**Brief**
Among the lines listed below, count those that include the string "handling", and state only the count.

**Available data**
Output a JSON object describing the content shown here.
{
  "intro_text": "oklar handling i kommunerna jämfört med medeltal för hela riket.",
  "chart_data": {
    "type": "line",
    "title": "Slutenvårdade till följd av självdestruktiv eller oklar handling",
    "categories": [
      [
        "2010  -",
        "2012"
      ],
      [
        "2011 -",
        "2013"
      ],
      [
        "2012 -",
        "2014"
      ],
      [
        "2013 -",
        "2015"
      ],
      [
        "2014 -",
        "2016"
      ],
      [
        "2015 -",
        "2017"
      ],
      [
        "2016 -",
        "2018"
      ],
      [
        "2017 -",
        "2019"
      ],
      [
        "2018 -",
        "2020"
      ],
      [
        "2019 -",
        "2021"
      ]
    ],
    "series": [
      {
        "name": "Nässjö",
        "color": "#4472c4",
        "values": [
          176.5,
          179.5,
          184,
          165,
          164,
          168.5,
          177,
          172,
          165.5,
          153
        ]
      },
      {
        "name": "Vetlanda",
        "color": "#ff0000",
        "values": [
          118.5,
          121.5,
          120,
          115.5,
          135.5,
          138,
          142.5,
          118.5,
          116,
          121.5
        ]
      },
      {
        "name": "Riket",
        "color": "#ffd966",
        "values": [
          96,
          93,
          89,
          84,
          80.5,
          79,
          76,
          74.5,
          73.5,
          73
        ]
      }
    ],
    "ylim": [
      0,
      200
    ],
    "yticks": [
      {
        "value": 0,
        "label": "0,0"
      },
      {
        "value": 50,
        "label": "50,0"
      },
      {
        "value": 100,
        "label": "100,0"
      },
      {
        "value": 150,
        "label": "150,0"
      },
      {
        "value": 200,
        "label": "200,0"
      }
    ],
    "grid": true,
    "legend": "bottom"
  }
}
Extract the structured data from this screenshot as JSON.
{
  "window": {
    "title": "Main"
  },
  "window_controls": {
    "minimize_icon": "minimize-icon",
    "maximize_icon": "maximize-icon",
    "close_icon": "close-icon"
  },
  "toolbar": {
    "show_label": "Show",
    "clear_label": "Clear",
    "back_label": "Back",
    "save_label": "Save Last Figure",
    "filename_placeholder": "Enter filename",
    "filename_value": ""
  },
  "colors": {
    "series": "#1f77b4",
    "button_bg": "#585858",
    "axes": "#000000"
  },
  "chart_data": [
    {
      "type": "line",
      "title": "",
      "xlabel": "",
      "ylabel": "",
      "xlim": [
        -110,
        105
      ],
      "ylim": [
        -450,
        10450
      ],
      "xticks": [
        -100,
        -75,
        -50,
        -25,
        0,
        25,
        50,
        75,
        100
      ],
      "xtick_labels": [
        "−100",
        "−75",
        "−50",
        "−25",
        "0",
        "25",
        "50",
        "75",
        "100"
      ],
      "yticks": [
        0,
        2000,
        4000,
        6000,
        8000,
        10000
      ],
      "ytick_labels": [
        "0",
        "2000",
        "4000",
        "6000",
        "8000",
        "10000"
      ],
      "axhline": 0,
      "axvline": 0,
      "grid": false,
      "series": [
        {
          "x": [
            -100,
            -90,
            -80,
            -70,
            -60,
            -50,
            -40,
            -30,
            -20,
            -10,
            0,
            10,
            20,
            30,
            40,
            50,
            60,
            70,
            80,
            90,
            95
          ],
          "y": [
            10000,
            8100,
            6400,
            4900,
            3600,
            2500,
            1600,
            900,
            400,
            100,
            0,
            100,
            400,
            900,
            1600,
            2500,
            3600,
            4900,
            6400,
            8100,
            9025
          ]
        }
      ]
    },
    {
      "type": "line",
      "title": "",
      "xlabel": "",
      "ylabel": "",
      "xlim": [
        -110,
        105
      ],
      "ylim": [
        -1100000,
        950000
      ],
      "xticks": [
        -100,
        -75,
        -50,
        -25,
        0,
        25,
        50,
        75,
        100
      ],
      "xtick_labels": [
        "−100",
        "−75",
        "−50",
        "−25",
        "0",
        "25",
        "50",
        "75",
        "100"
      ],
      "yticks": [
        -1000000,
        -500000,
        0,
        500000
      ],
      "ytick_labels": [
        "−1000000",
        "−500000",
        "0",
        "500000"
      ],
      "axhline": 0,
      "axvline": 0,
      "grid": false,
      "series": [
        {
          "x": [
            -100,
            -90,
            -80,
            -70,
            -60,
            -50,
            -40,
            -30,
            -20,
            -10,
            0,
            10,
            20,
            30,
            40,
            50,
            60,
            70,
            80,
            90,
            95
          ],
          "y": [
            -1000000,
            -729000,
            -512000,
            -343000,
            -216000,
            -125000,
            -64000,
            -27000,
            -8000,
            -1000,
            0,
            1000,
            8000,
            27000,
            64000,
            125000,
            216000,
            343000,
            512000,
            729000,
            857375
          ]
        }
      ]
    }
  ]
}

**Solution to the problem**
2